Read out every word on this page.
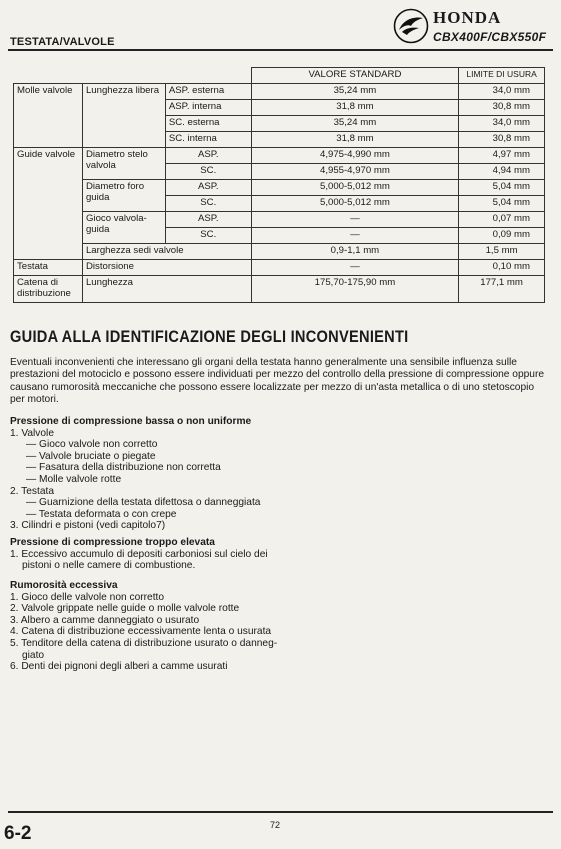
TESTATA/VALVOLE
HONDA
CBX400F/CBX550F
			VALORE STANDARD	LIMITE DI USURA
Molle valvole	Lunghezza libera	ASP. esterna	35,24 mm	34,0 mm
		ASP. interna	31,8 mm	30,8 mm
		SC. esterna	35,24 mm	34,0 mm
		SC. interna	31,8 mm	30,8 mm
Guide valvole	Diametro stelo valvola	ASP.	4,975-4,990 mm	4,97 mm
		SC.	4,955-4,970 mm	4,94 mm
	Diametro foro guida	ASP.	5,000-5,012 mm	5,04 mm
		SC.	5,000-5,012 mm	5,04 mm
	Gioco valvola-guida	ASP.	—	0,07 mm
		SC.	—	0,09 mm
	Larghezza sedi valvole		0,9-1,1 mm	1,5 mm
Testata	Distorsione		—	0,10 mm
Catena di distribuzione	Lunghezza		175,70-175,90 mm	177,1 mm
GUIDA ALLA IDENTIFICAZIONE DEGLI INCONVENIENTI
Eventuali inconvenienti che interessano gli organi della testata hanno generalmente una sensibile influenza sulle prestazioni del motociclo e possono essere individuati per mezzo del controllo della pressione di compressione oppure causano rumorosità meccaniche che possono essere localizzate per mezzo di un'asta metallica o di uno stetoscopio per motori.
Pressione di compressione bassa o non uniforme
1. Valvole
— Gioco valvole non corretto
— Valvole bruciate o piegate
— Fasatura della distribuzione non corretta
— Molle valvole rotte
2. Testata
— Guarnizione della testata difettosa o danneggiata
— Testata deformata o con crepe
3. Cilindri e pistoni (vedi capitolo7)
Pressione di compressione troppo elevata
1. Eccessivo accumulo di depositi carboniosi sul cielo dei
pistoni o nelle camere di combustione.
Rumorosità eccessiva
1. Gioco delle valvole non corretto
2. Valvole grippate nelle guide o molle valvole rotte
3. Albero a camme danneggiato o usurato
4. Catena di distribuzione eccessivamente lenta o usurata
5. Tenditore della catena di distribuzione usurato o danneg-
giato
6. Denti dei pignoni degli alberi a camme usurati
72
6-2
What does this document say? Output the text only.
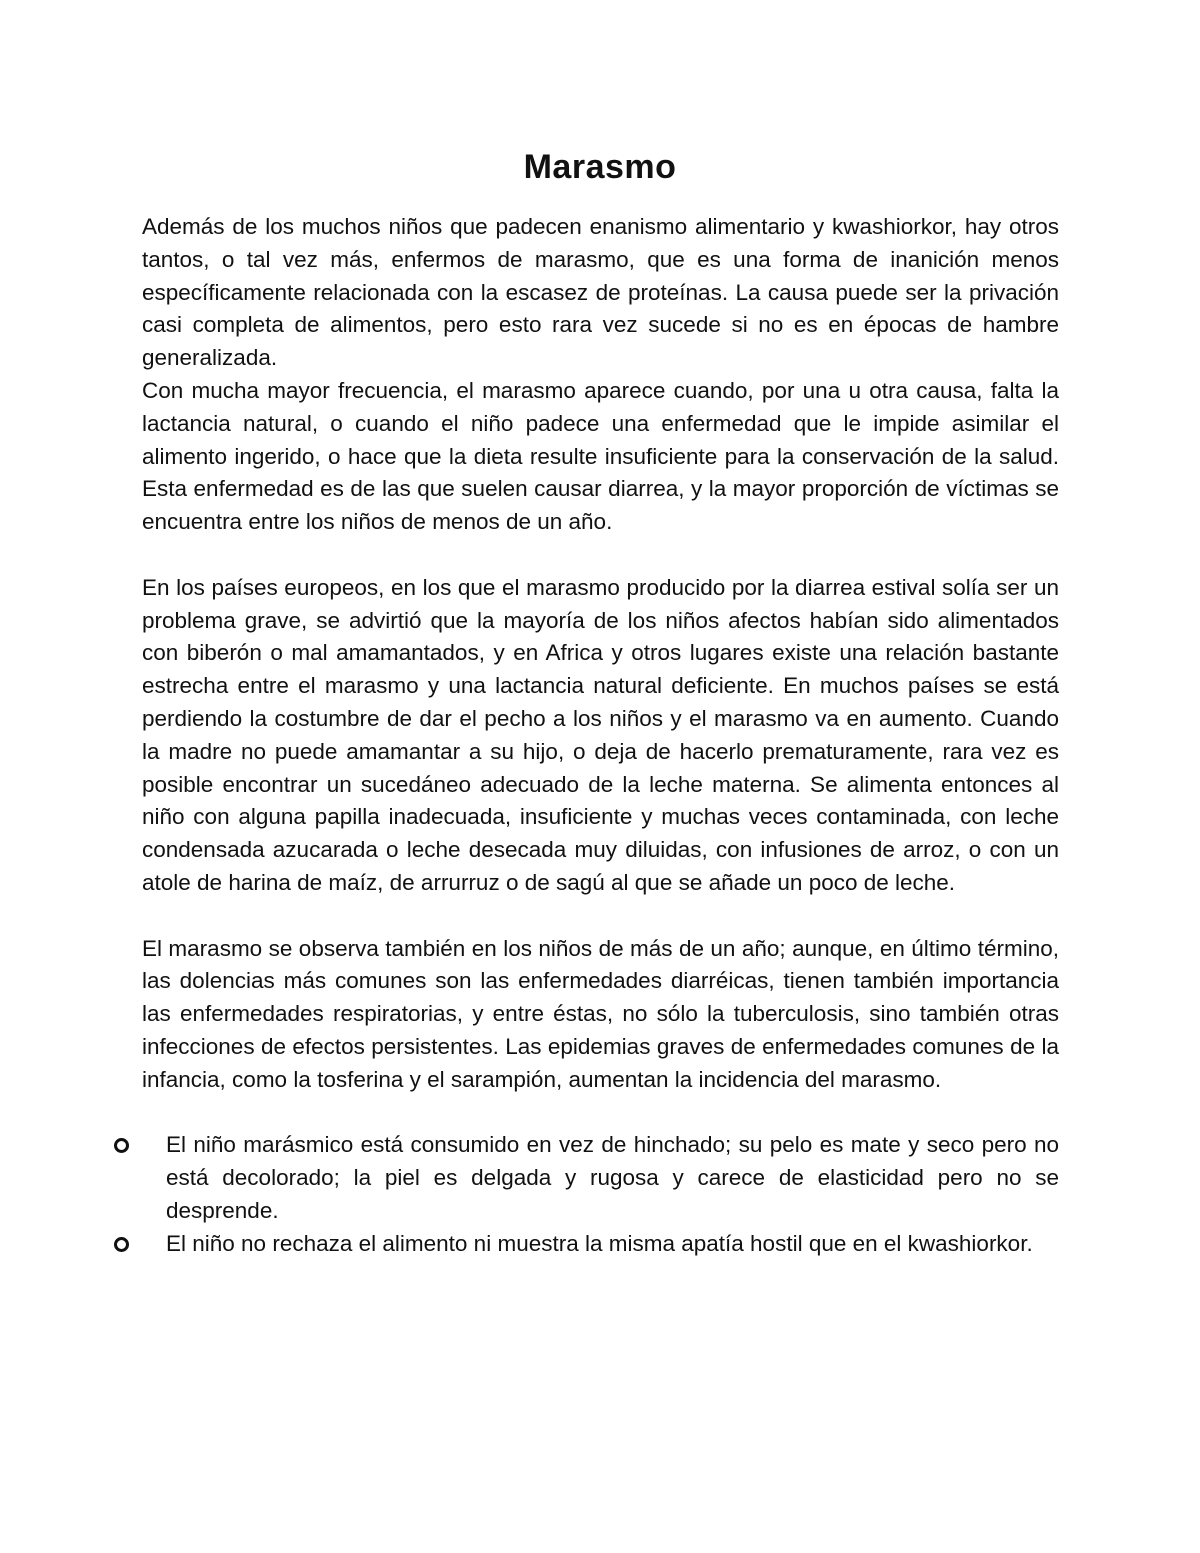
Marasmo

Además de los muchos niños que padecen enanismo alimentario y kwashiorkor, hay otros tantos, o tal vez más, enfermos de marasmo, que es una forma de inanición menos específicamente relacionada con la escasez de proteínas. La causa puede ser la privación casi completa de alimentos, pero esto rara vez sucede si no es en épocas de hambre generalizada.

Con mucha mayor frecuencia, el marasmo aparece cuando, por una u otra causa, falta la lactancia natural, o cuando el niño padece una enfermedad que le impide asimilar el alimento ingerido, o hace que la dieta resulte insuficiente para la conservación de la salud. Esta enfermedad es de las que suelen causar diarrea, y la mayor proporción de víctimas se encuentra entre los niños de menos de un año.

En los países europeos, en los que el marasmo producido por la diarrea estival solía ser un problema grave, se advirtió que la mayoría de los niños afectos habían sido alimentados con biberón o mal amamantados, y en Africa y otros lugares existe una relación bastante estrecha entre el marasmo y una lactancia natural deficiente. En muchos países se está perdiendo la costumbre de dar el pecho a los niños y el marasmo va en aumento. Cuando la madre no puede amamantar a su hijo, o deja de hacerlo prematuramente, rara vez es posible encontrar un sucedáneo adecuado de la leche materna. Se alimenta entonces al niño con alguna papilla inadecuada, insuficiente y muchas veces contaminada, con leche condensada azucarada o leche desecada muy diluidas, con infusiones de arroz, o con un atole de harina de maíz, de arrurruz o de sagú al que se añade un poco de leche.

El marasmo se observa también en los niños de más de un año; aunque, en último término, las dolencias más comunes son las enfermedades diarréicas, tienen también importancia las enfermedades respiratorias, y entre éstas, no sólo la tuberculosis, sino también otras infecciones de efectos persistentes. Las epidemias graves de enfermedades comunes de la infancia, como la tosferina y el sarampión, aumentan la incidencia del marasmo.

El niño marásmico está consumido en vez de hinchado; su pelo es mate y seco pero no está decolorado; la piel es delgada y rugosa y carece de elasticidad pero no se desprende.
El niño no rechaza el alimento ni muestra la misma apatía hostil que en el kwashiorkor.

□ □ □ □

> [Task statement] Give only the number of lines in the material above where the string "pero" appears.

> [Result] 2